--- START ---
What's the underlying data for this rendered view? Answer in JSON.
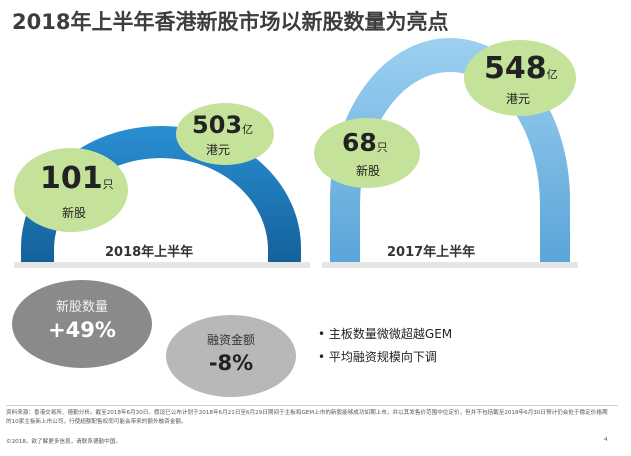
{
  "title": "2018年上半年香港新股市场以新股数量为亮点",
  "h1_2018": {
    "period_label": "2018年上半年",
    "ipo_count": "101",
    "ipo_count_unit": "只",
    "ipo_count_label": "新股",
    "funds_raised": "503",
    "funds_raised_unit": "亿",
    "funds_raised_label": "港元"
  },
  "h1_2017": {
    "period_label": "2017年上半年",
    "ipo_count": "68",
    "ipo_count_unit": "只",
    "ipo_count_label": "新股",
    "funds_raised": "548",
    "funds_raised_unit": "亿",
    "funds_raised_label": "港元"
  },
  "change": {
    "ipo_label": "新股数量",
    "ipo_value": "+49%",
    "funds_label": "融资金额",
    "funds_value": "-8%"
  },
  "bullets": [
    "主板数量微微超越GEM",
    "平均融资规模向下调"
  ],
  "footnote": "资料来源：香港交易所、德勤分析。截至2018年6月30日。假设已公布计划于2018年6月21日至6月29日期间于主板和GEM上市的新股能够成功如期上市，并以其发售价范围中位定价，但并不包括截至2018年6月30日预计仍会处于稳定价格期的10家主板新上市公司，行使超额配售权而可能会带来的额外融资金额。",
  "copyright": "©2018。欲了解更多信息，请联系德勤中国。",
  "page_number": "4",
  "colors": {
    "arch_dark_blue": "#1c7fc4",
    "arch_light_blue": "#7cbce6",
    "bubble_green": "#c4e29a",
    "circle_dark_grey": "#8a8a8a",
    "circle_light_grey": "#b8b8b8"
  }
}
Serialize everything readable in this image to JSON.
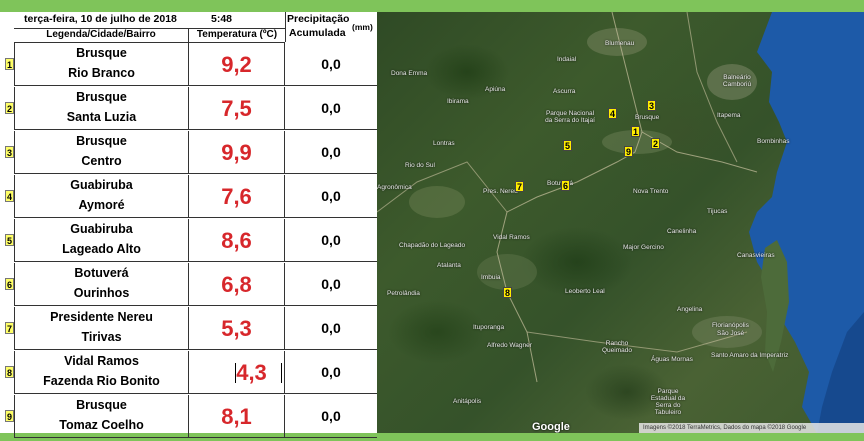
{
  "header": {
    "date": "terça-feira, 10 de julho de 2018",
    "time": "5:48",
    "precip_line1": "Precipitação",
    "precip_line2": "Acumulada",
    "precip_unit": "(mm)",
    "col_location": "Legenda/Cidade/Bairro",
    "col_temperature": "Temperatura (ºC)"
  },
  "stations": [
    {
      "num": "1",
      "city": "Brusque",
      "bairro": "Rio Branco",
      "temp": "9,2",
      "precip": "0,0"
    },
    {
      "num": "2",
      "city": "Brusque",
      "bairro": "Santa Luzia",
      "temp": "7,5",
      "precip": "0,0"
    },
    {
      "num": "3",
      "city": "Brusque",
      "bairro": "Centro",
      "temp": "9,9",
      "precip": "0,0"
    },
    {
      "num": "4",
      "city": "Guabiruba",
      "bairro": "Aymoré",
      "temp": "7,6",
      "precip": "0,0"
    },
    {
      "num": "5",
      "city": "Guabiruba",
      "bairro": "Lageado Alto",
      "temp": "8,6",
      "precip": "0,0"
    },
    {
      "num": "6",
      "city": "Botuverá",
      "bairro": "Ourinhos",
      "temp": "6,8",
      "precip": "0,0"
    },
    {
      "num": "7",
      "city": "Presidente Nereu",
      "bairro": "Tirivas",
      "temp": "5,3",
      "precip": "0,0"
    },
    {
      "num": "8",
      "city": "Vidal Ramos",
      "bairro": "Fazenda Rio Bonito",
      "temp": "4,3",
      "precip": "0,0"
    },
    {
      "num": "9",
      "city": "Brusque",
      "bairro": "Tomaz Coelho",
      "temp": "8,1",
      "precip": "0,0"
    }
  ],
  "map": {
    "markers": [
      "1",
      "2",
      "3",
      "4",
      "5",
      "6",
      "7",
      "8",
      "9"
    ],
    "labels": {
      "blumenau": "Blumenau",
      "camboriu": "Balneário Camboriú",
      "parque": "Parque Nacional da Serra do Itajaí",
      "brusque": "Brusque",
      "bombinhas": "Bombinhas",
      "itapema": "Itapema",
      "apiuna": "Apiúna",
      "botuvera": "Botuverá",
      "nova_trento": "Nova Trento",
      "pres_nereu": "Pres. Nereu",
      "vidal_ramos": "Vidal Ramos",
      "imbuia": "Imbuia",
      "alfredo": "Alfredo Wagner",
      "angelina": "Angelina",
      "florianopolis": "Florianópolis",
      "sao_jose": "São José",
      "ituporanga": "Ituporanga",
      "petrolandia": "Petrolândia",
      "leoberto": "Leoberto Leal",
      "major_gercino": "Major Gercino",
      "canelinha": "Canelinha",
      "tijucas": "Tijucas",
      "rancho_queimado": "Rancho Queimado",
      "aguas_mornas": "Águas Mornas",
      "atalanta": "Atalanta",
      "chapadao": "Chapadão do Lageado",
      "agronomica": "Agronômica",
      "rio_do_sul": "Rio do Sul",
      "lontras": "Lontras",
      "ibirama": "Ibirama",
      "dona_emma": "Dona Emma",
      "canasvieiras": "Canasvieiras",
      "serra_tabuleiro": "Parque Estadual da Serra do Tabuleiro",
      "santo_amaro": "Santo Amaro da Imperatriz",
      "anitapolis": "Anitápolis",
      "ascurra": "Ascurra",
      "indaial": "Indaial"
    },
    "google": "Google",
    "attribution": "Imagens ©2018 TerraMetrics, Dados do mapa ©2018 Google"
  }
}
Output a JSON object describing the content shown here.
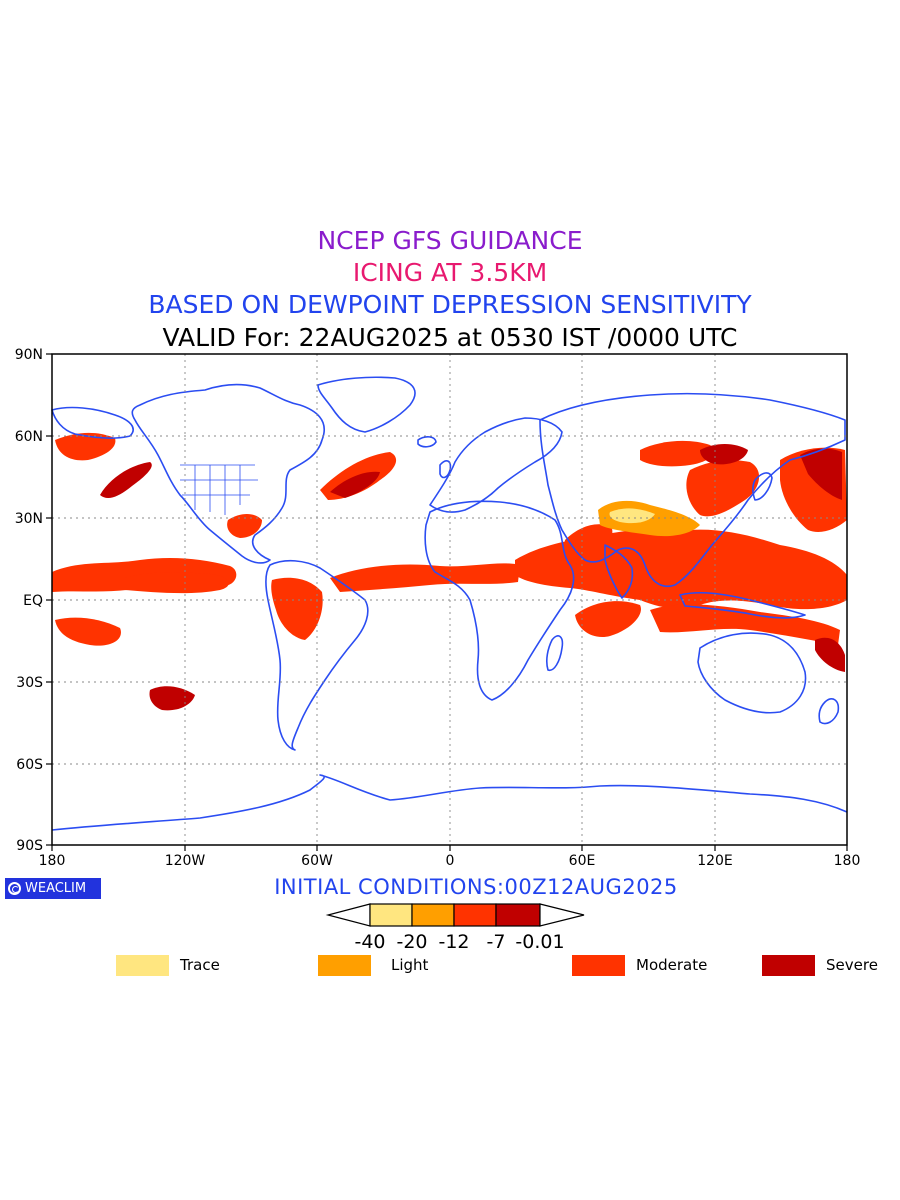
{
  "titles": {
    "line1": "NCEP GFS GUIDANCE",
    "line2": "ICING AT 3.5KM",
    "line3": "BASED ON DEWPOINT DEPRESSION SENSITIVITY",
    "line4": "VALID For: 22AUG2025 at 0530 IST /0000 UTC"
  },
  "colors": {
    "line1": "#8a1ccc",
    "line2": "#e8196f",
    "line3": "#2244ee",
    "line4": "#000000",
    "coast": "#2b4df2",
    "grid": "#888888",
    "trace": "#ffe680",
    "light": "#ff9f00",
    "moderate": "#ff3300",
    "severe": "#c00000"
  },
  "axes": {
    "lat_labels": [
      "90N",
      "60N",
      "30N",
      "EQ",
      "30S",
      "60S",
      "90S"
    ],
    "lon_labels": [
      "180",
      "120W",
      "60W",
      "0",
      "60E",
      "120E",
      "180"
    ]
  },
  "logo": {
    "text": "WEACLIM"
  },
  "initial_conditions": "INITIAL CONDITIONS:00Z12AUG2025",
  "colorbar": {
    "ticks": [
      "-40",
      "-20",
      "-12",
      "-7",
      "-0.01"
    ]
  },
  "legend": [
    {
      "label": "Trace",
      "color": "#ffe680"
    },
    {
      "label": "Light",
      "color": "#ff9f00"
    },
    {
      "label": "Moderate",
      "color": "#ff3300"
    },
    {
      "label": "Severe",
      "color": "#c00000"
    }
  ]
}
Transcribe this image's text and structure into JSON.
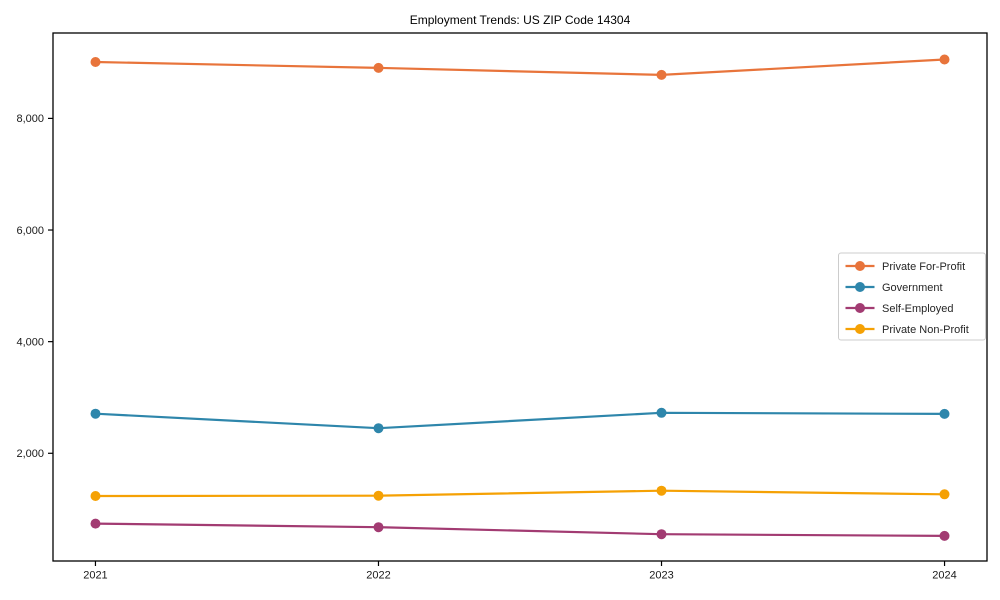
{
  "chart_data": {
    "type": "line",
    "title": "Employment Trends: US ZIP Code 14304",
    "xlabel": "",
    "ylabel": "",
    "x": [
      2021,
      2022,
      2023,
      2024
    ],
    "xtick_labels": [
      "2021",
      "2022",
      "2023",
      "2024"
    ],
    "yticks": [
      {
        "value": 2000,
        "label": "2,000"
      },
      {
        "value": 4000,
        "label": "4,000"
      },
      {
        "value": 6000,
        "label": "6,000"
      },
      {
        "value": 8000,
        "label": "8,000"
      }
    ],
    "series": [
      {
        "name": "Private For-Profit",
        "color": "#e8743b",
        "values": [
          9010,
          8905,
          8780,
          9055
        ]
      },
      {
        "name": "Government",
        "color": "#2e86ab",
        "values": [
          2710,
          2450,
          2725,
          2705
        ]
      },
      {
        "name": "Self-Employed",
        "color": "#a23b72",
        "values": [
          740,
          675,
          550,
          520
        ]
      },
      {
        "name": "Private Non-Profit",
        "color": "#f5a104",
        "values": [
          1235,
          1240,
          1330,
          1265
        ]
      }
    ],
    "xlim": [
      2020.85,
      2024.15
    ],
    "ylim": [
      70,
      9530
    ],
    "grid": false,
    "legend_position": "center-right",
    "axis_color": "#000000",
    "tick_label_color": "#1a1a1a",
    "legend_border_color": "#cccccc",
    "background_color": "#ffffff"
  }
}
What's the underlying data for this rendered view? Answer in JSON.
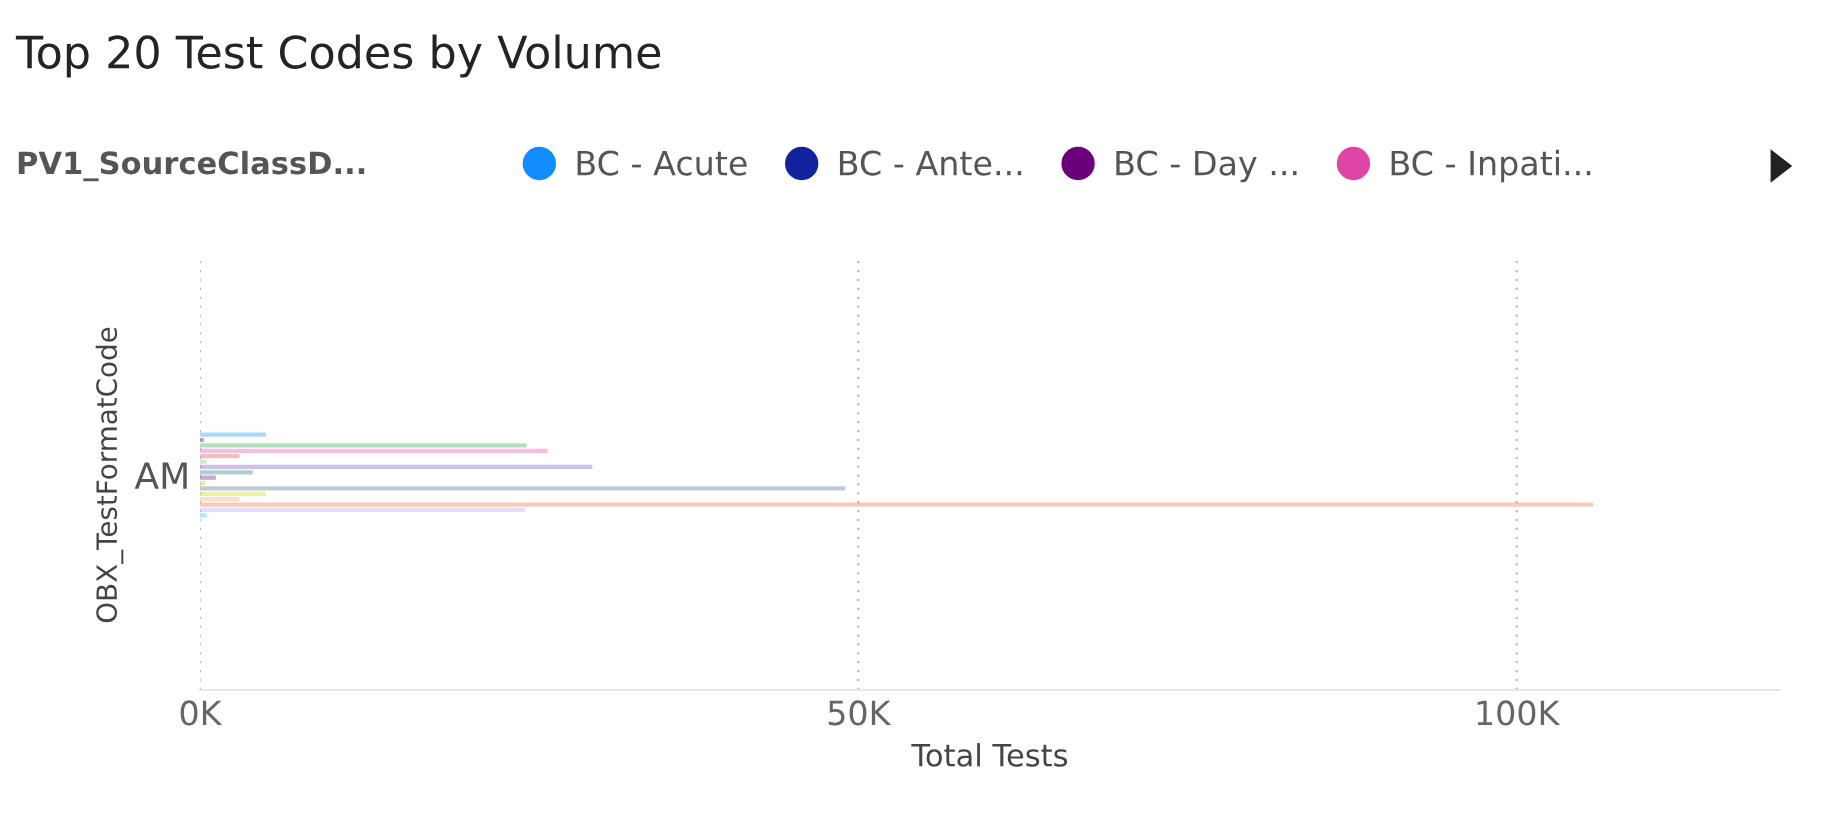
{
  "chart_data": {
    "type": "bar",
    "orientation": "horizontal",
    "title": "Top 20 Test Codes by Volume",
    "legend_title": "PV1_SourceClassD...",
    "xlabel": "Total Tests",
    "ylabel": "OBX_TestFormatCode",
    "categories": [
      "AM"
    ],
    "series": [
      {
        "name": "BC - Acute",
        "color": "#118DFF",
        "values": [
          5000
        ]
      },
      {
        "name": "BC - Ante...",
        "color": "#12239E",
        "values": [
          300
        ]
      },
      {
        "color": "#1AAB40",
        "values": [
          24800
        ]
      },
      {
        "name": "BC - Inpati...",
        "color": "#E044A7",
        "values": [
          26400
        ]
      },
      {
        "color": "#D64550",
        "values": [
          3000
        ]
      },
      {
        "color": "#5BD667",
        "values": [
          500
        ]
      },
      {
        "color": "#744EC2",
        "values": [
          29800
        ]
      },
      {
        "color": "#197278",
        "values": [
          4000
        ]
      },
      {
        "name": "BC - Day ...",
        "color": "#6B007B",
        "values": [
          1200
        ]
      },
      {
        "color": "#D9B300",
        "values": [
          400
        ]
      },
      {
        "color": "#4A6A8A",
        "values": [
          49000
        ]
      },
      {
        "color": "#C4D600",
        "values": [
          5000
        ]
      },
      {
        "color": "#FFA058",
        "values": [
          3000
        ]
      },
      {
        "color": "#E66C37",
        "values": [
          105800
        ]
      },
      {
        "color": "#B5A1FF",
        "values": [
          24700
        ]
      },
      {
        "color": "#15C6F4",
        "values": [
          500
        ]
      }
    ],
    "xlim": [
      0,
      120000
    ],
    "xticks": [
      {
        "value": 0,
        "label": "0K"
      },
      {
        "value": 50000,
        "label": "50K"
      },
      {
        "value": 100000,
        "label": "100K"
      }
    ],
    "grid": "x",
    "legend": "top left"
  }
}
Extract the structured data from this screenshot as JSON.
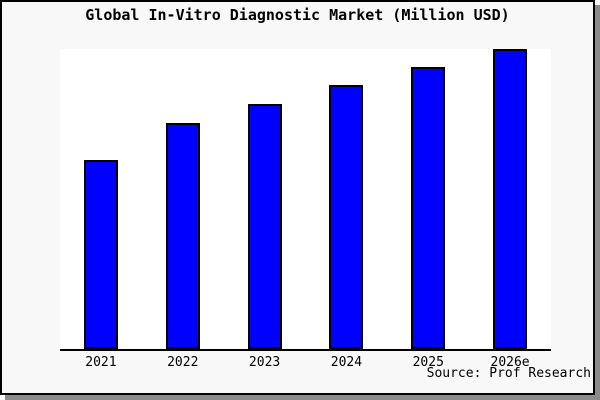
{
  "window": {
    "background_color": "#f8f8f8",
    "border_color": "#000000",
    "shadow_color": "#8a8a8a",
    "plot_background_color": "#ffffff"
  },
  "chart_data": {
    "type": "bar",
    "title": "Global In-Vitro Diagnostic Market (Million USD)",
    "categories": [
      "2021",
      "2022",
      "2023",
      "2024",
      "2025",
      "2026e"
    ],
    "values": [
      63,
      75.3,
      81.7,
      88,
      94,
      100
    ],
    "value_note": "y-axis has no tick labels; values are relative bar heights with tallest bar (2026e) = 100",
    "xlabel": "",
    "ylabel": "",
    "ylim": [
      0,
      100
    ],
    "grid": false,
    "legend": false,
    "bar_color": "#0000ff",
    "bar_border_color": "#000000",
    "axis_color": "#000000",
    "source": "Source: Prof Research"
  }
}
--- END ---
Problem details:
Return, unchanged, the lines from the one containing "Extract the structured" down to the end of the entries above, inclusive. Images are left out.

Output:
Extract the structured data from this screenshot as JSON.
{
  "window": {
    "background_color": "#f8f8f8",
    "border_color": "#000000",
    "shadow_color": "#8a8a8a",
    "plot_background_color": "#ffffff"
  },
  "chart_data": {
    "type": "bar",
    "title": "Global In-Vitro Diagnostic Market (Million USD)",
    "categories": [
      "2021",
      "2022",
      "2023",
      "2024",
      "2025",
      "2026e"
    ],
    "values": [
      63,
      75.3,
      81.7,
      88,
      94,
      100
    ],
    "value_note": "y-axis has no tick labels; values are relative bar heights with tallest bar (2026e) = 100",
    "xlabel": "",
    "ylabel": "",
    "ylim": [
      0,
      100
    ],
    "grid": false,
    "legend": false,
    "bar_color": "#0000ff",
    "bar_border_color": "#000000",
    "axis_color": "#000000",
    "source": "Source: Prof Research"
  }
}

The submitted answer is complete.